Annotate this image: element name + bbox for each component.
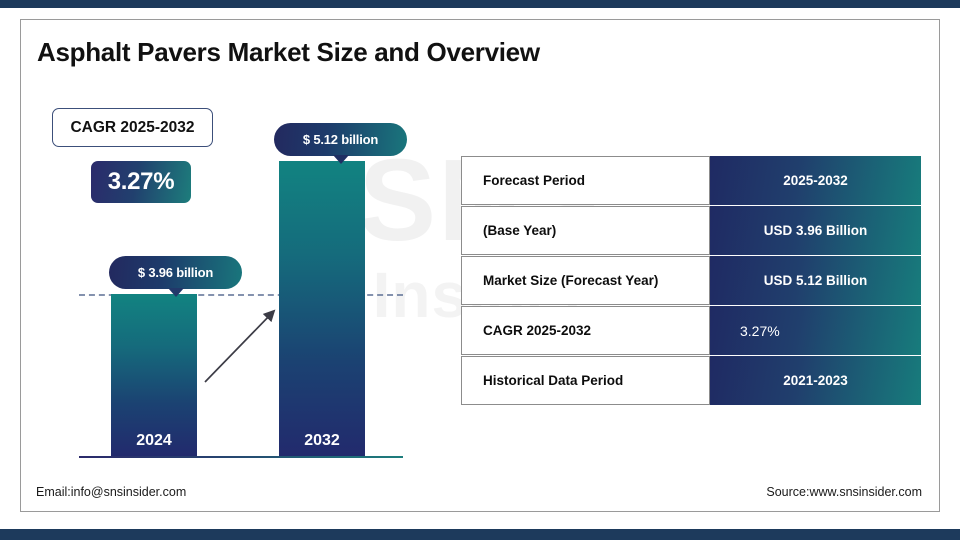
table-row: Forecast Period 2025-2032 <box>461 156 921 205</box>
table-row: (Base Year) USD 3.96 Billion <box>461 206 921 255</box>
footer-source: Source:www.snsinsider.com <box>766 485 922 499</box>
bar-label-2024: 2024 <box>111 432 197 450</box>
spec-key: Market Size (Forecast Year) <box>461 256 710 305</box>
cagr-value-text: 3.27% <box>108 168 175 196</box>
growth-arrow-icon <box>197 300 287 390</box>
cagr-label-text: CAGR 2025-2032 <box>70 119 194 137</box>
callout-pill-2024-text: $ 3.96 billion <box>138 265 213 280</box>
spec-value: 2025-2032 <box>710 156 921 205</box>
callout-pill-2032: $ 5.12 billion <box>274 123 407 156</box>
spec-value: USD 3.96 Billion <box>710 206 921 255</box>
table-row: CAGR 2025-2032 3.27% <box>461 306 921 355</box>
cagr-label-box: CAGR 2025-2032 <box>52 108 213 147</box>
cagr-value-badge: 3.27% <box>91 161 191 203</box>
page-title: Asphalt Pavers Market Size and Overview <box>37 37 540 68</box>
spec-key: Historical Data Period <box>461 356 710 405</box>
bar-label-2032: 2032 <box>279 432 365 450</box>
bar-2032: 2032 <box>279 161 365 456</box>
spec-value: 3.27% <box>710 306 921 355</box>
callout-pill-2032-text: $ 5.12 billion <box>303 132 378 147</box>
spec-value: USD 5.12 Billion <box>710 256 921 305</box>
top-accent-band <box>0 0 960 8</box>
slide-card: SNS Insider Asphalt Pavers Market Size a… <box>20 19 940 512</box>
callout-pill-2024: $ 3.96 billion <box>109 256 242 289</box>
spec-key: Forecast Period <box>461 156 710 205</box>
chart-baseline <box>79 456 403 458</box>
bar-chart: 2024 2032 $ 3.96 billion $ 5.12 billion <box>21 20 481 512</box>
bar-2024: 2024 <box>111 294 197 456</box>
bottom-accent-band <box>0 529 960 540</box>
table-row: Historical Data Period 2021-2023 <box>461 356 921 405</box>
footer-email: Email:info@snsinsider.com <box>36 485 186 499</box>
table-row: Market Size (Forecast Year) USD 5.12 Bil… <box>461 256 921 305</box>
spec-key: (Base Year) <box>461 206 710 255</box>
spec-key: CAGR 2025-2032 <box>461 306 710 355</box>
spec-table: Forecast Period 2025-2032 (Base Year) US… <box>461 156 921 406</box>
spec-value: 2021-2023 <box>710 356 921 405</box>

Zu erledigen
Alle Zeilen des Eintrags oben in eine nummerierte Liste übertragen, ohne Leerzeilen. Bilder in der Antwort weglassen.

Antwort
1. Annotate this image: element name + bbox for each component.
2. table-row: Forecast Period 2025-2032 <box>461 156 921 205</box>
3. table-row: (Base Year) USD 3.96 Billion <box>461 206 921 255</box>
4. footer-source: Source:www.snsinsider.com <box>766 485 922 499</box>
5. bar-label-2024: 2024 <box>111 432 197 450</box>
6. spec-key: Market Size (Forecast Year) <box>461 256 710 305</box>
7. cagr-value-text: 3.27% <box>108 168 175 196</box>
8. growth-arrow-icon <box>197 300 287 390</box>
9. cagr-label-text: CAGR 2025-2032 <box>70 119 194 137</box>
10. callout-pill-2024-text: $ 3.96 billion <box>138 265 213 280</box>
11. spec-value: 2025-2032 <box>710 156 921 205</box>
12. callout-pill-2032: $ 5.12 billion <box>274 123 407 156</box>
13. spec-value: USD 3.96 Billion <box>710 206 921 255</box>
14. table-row: CAGR 2025-2032 3.27% <box>461 306 921 355</box>
15. cagr-label-box: CAGR 2025-2032 <box>52 108 213 147</box>
16. cagr-value-badge: 3.27% <box>91 161 191 203</box>
17. page-title: Asphalt Pavers Market Size and Overview <box>37 37 540 68</box>
18. spec-key: Historical Data Period <box>461 356 710 405</box>
19. bar-label-2032: 2032 <box>279 432 365 450</box>
20. bar-2032: 2032 <box>279 161 365 456</box>
21. spec-value: 3.27% <box>710 306 921 355</box>
22. callout-pill-2032-text: $ 5.12 billion <box>303 132 378 147</box>
23. spec-value: USD 5.12 Billion <box>710 256 921 305</box>
24. top-accent-band <box>0 0 960 8</box>
25. slide-card: SNS Insider Asphalt Pavers Market Size a… <box>20 19 940 512</box>
26. callout-pill-2024: $ 3.96 billion <box>109 256 242 289</box>
27. spec-key: Forecast Period <box>461 156 710 205</box>
28. chart-baseline <box>79 456 403 458</box>
29. bar-chart: 2024 2032 $ 3.96 billion $ 5.12 billion <box>21 20 481 512</box>
30. bar-2024: 2024 <box>111 294 197 456</box>
31. bottom-accent-band <box>0 529 960 540</box>
32. table-row: Historical Data Period 2021-2023 <box>461 356 921 405</box>
33. footer-email: Email:info@snsinsider.com <box>36 485 186 499</box>
34. table-row: Market Size (Forecast Year) USD 5.12 Bil… <box>461 256 921 305</box>
35. spec-key: (Base Year) <box>461 206 710 255</box>
36. spec-key: CAGR 2025-2032 <box>461 306 710 355</box>
37. spec-table: Forecast Period 2025-2032 (Base Year) US… <box>461 156 921 406</box>
38. spec-value: 2021-2023 <box>710 356 921 405</box>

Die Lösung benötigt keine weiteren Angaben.